» REQUIREMENT
Write out the data again in full, exactly as it reads.
---------- LISTED RECORDS ----------
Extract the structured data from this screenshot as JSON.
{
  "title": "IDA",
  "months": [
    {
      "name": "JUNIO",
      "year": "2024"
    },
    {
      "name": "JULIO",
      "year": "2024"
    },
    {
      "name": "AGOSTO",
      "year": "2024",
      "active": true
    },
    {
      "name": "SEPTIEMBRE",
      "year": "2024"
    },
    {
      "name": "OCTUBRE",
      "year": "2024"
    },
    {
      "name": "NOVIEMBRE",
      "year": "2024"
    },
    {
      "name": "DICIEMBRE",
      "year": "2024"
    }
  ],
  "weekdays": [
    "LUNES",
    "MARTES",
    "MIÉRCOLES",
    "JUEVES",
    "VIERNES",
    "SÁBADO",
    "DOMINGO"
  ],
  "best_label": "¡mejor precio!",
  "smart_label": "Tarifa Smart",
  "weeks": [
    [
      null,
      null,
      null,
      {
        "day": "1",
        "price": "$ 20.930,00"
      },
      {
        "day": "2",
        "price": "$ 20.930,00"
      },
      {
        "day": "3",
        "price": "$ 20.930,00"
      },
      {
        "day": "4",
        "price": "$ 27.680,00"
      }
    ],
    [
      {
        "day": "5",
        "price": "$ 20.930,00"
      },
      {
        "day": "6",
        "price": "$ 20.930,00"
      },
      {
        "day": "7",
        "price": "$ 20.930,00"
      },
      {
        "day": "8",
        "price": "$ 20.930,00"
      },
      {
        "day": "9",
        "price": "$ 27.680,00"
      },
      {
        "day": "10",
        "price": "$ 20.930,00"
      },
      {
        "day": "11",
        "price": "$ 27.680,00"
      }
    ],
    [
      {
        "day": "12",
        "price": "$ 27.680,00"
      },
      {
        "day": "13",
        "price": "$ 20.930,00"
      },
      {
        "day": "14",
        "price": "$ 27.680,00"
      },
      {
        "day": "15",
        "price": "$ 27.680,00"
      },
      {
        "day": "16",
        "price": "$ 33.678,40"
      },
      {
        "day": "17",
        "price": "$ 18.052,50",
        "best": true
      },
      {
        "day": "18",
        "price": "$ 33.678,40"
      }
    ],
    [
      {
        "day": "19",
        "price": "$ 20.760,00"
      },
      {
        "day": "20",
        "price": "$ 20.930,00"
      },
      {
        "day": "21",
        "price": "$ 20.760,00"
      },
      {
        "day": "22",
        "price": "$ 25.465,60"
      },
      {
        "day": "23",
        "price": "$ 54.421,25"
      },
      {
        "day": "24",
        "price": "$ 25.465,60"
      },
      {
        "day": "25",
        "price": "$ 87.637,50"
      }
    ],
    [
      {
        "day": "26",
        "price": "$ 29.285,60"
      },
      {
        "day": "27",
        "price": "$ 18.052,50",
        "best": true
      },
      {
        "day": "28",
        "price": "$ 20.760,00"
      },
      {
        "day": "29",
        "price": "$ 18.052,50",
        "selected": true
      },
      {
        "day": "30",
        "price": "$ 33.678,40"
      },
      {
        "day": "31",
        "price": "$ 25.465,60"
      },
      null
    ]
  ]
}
----------
» EXERCISE OUTPUT
Extract the structured data from this screenshot as JSON.
{
  "title": "IDA",
  "months": [
    {
      "name": "JUNIO",
      "year": "2024"
    },
    {
      "name": "JULIO",
      "year": "2024"
    },
    {
      "name": "AGOSTO",
      "year": "2024",
      "active": true
    },
    {
      "name": "SEPTIEMBRE",
      "year": "2024"
    },
    {
      "name": "OCTUBRE",
      "year": "2024"
    },
    {
      "name": "NOVIEMBRE",
      "year": "2024"
    },
    {
      "name": "DICIEMBRE",
      "year": "2024"
    }
  ],
  "weekdays": [
    "LUNES",
    "MARTES",
    "MIÉRCOLES",
    "JUEVES",
    "VIERNES",
    "SÁBADO",
    "DOMINGO"
  ],
  "best_label": "¡mejor precio!",
  "smart_label": "Tarifa Smart",
  "weeks": [
    [
      null,
      null,
      null,
      {
        "day": "1",
        "price": "$ 20.930,00"
      },
      {
        "day": "2",
        "price": "$ 20.930,00"
      },
      {
        "day": "3",
        "price": "$ 20.930,00"
      },
      {
        "day": "4",
        "price": "$ 27.680,00"
      }
    ],
    [
      {
        "day": "5",
        "price": "$ 20.930,00"
      },
      {
        "day": "6",
        "price": "$ 20.930,00"
      },
      {
        "day": "7",
        "price": "$ 20.930,00"
      },
      {
        "day": "8",
        "price": "$ 20.930,00"
      },
      {
        "day": "9",
        "price": "$ 27.680,00"
      },
      {
        "day": "10",
        "price": "$ 20.930,00"
      },
      {
        "day": "11",
        "price": "$ 27.680,00"
      }
    ],
    [
      {
        "day": "12",
        "price": "$ 27.680,00"
      },
      {
        "day": "13",
        "price": "$ 20.930,00"
      },
      {
        "day": "14",
        "price": "$ 27.680,00"
      },
      {
        "day": "15",
        "price": "$ 27.680,00"
      },
      {
        "day": "16",
        "price": "$ 33.678,40"
      },
      {
        "day": "17",
        "price": "$ 18.052,50",
        "best": true
      },
      {
        "day": "18",
        "price": "$ 33.678,40"
      }
    ],
    [
      {
        "day": "19",
        "price": "$ 20.760,00"
      },
      {
        "day": "20",
        "price": "$ 20.930,00"
      },
      {
        "day": "21",
        "price": "$ 20.760,00"
      },
      {
        "day": "22",
        "price": "$ 25.465,60"
      },
      {
        "day": "23",
        "price": "$ 54.421,25"
      },
      {
        "day": "24",
        "price": "$ 25.465,60"
      },
      {
        "day": "25",
        "price": "$ 87.637,50"
      }
    ],
    [
      {
        "day": "26",
        "price": "$ 29.285,60"
      },
      {
        "day": "27",
        "price": "$ 18.052,50",
        "best": true
      },
      {
        "day": "28",
        "price": "$ 20.760,00"
      },
      {
        "day": "29",
        "price": "$ 18.052,50",
        "selected": true
      },
      {
        "day": "30",
        "price": "$ 33.678,40"
      },
      {
        "day": "31",
        "price": "$ 25.465,60"
      },
      null
    ]
  ]
}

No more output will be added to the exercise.